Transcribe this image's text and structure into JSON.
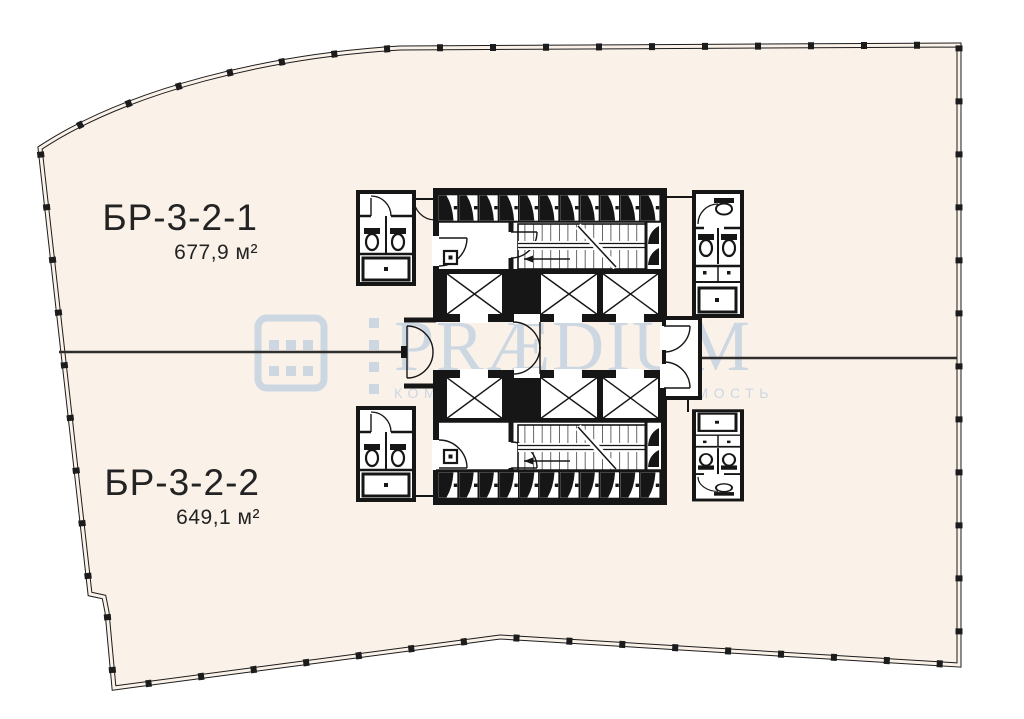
{
  "floorplan": {
    "units": [
      {
        "name": "БР-3-2-1",
        "area": "677,9 м²"
      },
      {
        "name": "БР-3-2-2",
        "area": "649,1 м²"
      }
    ],
    "colors": {
      "floor_fill": "#faf1e9",
      "walls": "#161616",
      "divider_line": "#2e2e2e",
      "watermark": "#ccd7e2"
    },
    "symbols": {
      "elevator": "crossed-box-elevator-shaft",
      "staircase": "stair-run-with-treads",
      "restroom": "wc-pod-with-toilets-and-counter",
      "vent_shaft": "hatched-shaft-cell"
    }
  },
  "watermark": {
    "brand": "PRÆDIUM",
    "tagline": "КОММЕРЧЕСКАЯ НЕДВИЖИМОСТЬ",
    "logo": "building-window-grid"
  }
}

● Instructions to follow
Return the entries unchanged, save for the pictures, which do not belong in the copy.

● Task solution
Transcribe this image's text and structure into JSON.
{
  "floorplan": {
    "units": [
      {
        "name": "БР-3-2-1",
        "area": "677,9 м²"
      },
      {
        "name": "БР-3-2-2",
        "area": "649,1 м²"
      }
    ],
    "colors": {
      "floor_fill": "#faf1e9",
      "walls": "#161616",
      "divider_line": "#2e2e2e",
      "watermark": "#ccd7e2"
    },
    "symbols": {
      "elevator": "crossed-box-elevator-shaft",
      "staircase": "stair-run-with-treads",
      "restroom": "wc-pod-with-toilets-and-counter",
      "vent_shaft": "hatched-shaft-cell"
    }
  },
  "watermark": {
    "brand": "PRÆDIUM",
    "tagline": "КОММЕРЧЕСКАЯ НЕДВИЖИМОСТЬ",
    "logo": "building-window-grid"
  }
}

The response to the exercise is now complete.